### Dataset entries
BEGIN
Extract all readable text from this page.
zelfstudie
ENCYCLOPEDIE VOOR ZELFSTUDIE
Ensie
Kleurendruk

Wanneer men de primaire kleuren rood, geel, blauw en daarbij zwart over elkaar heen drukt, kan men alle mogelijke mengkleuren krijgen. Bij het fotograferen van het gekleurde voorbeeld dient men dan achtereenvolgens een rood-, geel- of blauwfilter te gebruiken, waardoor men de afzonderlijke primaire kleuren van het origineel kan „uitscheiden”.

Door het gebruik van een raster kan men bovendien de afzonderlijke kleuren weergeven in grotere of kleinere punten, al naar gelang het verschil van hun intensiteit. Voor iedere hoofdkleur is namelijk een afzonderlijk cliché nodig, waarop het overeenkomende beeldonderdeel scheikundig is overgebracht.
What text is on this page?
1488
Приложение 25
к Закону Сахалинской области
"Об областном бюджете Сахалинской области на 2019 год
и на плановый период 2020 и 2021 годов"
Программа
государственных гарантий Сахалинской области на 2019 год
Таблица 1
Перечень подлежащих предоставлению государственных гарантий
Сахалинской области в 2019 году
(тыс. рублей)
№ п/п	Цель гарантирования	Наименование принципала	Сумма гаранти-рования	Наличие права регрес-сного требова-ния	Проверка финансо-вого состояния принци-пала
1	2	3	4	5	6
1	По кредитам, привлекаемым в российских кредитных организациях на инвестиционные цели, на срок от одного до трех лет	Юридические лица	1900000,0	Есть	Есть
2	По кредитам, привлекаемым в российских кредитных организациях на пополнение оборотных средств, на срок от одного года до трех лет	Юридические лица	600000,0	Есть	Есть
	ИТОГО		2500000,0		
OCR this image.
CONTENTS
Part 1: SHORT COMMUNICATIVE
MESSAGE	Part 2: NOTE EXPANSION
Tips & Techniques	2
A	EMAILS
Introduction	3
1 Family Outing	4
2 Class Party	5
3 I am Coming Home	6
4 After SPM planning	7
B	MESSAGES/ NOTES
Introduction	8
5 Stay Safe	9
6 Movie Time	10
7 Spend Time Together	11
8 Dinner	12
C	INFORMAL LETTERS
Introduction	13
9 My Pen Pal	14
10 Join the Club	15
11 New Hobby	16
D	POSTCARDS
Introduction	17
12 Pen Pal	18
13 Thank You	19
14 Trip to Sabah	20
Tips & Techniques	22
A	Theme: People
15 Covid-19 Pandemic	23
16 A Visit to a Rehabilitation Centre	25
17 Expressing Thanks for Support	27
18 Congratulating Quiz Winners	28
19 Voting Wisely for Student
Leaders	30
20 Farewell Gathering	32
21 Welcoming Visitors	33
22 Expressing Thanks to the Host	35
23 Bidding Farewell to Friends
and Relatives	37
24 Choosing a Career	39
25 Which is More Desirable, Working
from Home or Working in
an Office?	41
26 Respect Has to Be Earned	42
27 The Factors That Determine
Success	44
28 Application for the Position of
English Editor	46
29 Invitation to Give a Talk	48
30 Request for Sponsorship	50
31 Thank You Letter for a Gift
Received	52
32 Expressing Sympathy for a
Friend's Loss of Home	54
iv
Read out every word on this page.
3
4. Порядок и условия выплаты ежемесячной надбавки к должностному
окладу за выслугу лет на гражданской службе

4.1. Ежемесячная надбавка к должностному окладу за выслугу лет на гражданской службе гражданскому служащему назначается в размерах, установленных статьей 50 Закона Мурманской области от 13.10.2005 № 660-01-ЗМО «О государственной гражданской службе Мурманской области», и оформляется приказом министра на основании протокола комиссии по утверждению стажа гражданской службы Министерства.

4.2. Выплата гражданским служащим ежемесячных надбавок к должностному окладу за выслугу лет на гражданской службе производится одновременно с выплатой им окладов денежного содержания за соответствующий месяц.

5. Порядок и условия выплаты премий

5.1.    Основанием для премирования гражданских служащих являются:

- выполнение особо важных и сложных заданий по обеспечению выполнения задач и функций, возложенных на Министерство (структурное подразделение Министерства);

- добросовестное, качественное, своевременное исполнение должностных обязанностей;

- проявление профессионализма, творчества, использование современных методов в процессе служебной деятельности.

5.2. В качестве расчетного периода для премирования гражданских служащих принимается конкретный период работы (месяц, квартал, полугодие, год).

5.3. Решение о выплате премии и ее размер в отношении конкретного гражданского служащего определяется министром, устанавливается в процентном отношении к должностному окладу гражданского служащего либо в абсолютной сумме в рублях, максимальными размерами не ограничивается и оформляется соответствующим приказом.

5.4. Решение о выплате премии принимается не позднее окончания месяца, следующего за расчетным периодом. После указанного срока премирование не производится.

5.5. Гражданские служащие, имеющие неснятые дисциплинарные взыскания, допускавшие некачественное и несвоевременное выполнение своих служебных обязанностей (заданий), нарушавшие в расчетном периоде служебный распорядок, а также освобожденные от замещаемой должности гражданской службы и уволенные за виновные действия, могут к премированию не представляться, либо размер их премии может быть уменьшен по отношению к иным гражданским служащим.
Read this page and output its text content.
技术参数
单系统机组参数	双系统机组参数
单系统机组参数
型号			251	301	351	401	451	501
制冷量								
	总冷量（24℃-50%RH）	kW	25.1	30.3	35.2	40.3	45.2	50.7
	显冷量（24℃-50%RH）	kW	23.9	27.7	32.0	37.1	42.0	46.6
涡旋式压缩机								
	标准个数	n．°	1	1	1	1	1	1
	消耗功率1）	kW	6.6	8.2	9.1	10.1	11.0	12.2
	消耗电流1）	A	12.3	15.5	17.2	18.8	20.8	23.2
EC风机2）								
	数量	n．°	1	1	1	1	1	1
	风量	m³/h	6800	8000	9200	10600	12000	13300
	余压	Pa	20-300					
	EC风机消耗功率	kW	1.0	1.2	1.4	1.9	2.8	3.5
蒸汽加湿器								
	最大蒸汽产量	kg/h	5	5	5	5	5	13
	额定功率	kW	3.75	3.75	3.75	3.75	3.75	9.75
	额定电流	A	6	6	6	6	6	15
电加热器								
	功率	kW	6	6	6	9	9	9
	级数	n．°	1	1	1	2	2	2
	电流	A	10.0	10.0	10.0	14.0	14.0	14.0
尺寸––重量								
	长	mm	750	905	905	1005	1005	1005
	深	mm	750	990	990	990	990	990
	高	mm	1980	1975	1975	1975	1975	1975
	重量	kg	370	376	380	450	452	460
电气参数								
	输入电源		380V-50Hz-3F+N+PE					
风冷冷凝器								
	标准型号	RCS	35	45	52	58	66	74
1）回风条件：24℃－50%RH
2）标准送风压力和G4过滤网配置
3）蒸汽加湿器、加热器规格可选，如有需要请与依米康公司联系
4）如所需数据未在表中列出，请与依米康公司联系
END
### Short problem
Copy out every line holding the string "премирования".

### Result for this task
5.1.    Основанием для премирования гражданских служащих являются:
5.2. В качестве расчетного периода для премирования гражданских служащих принимается конкретный период работы (месяц, квартал, полугодие, год).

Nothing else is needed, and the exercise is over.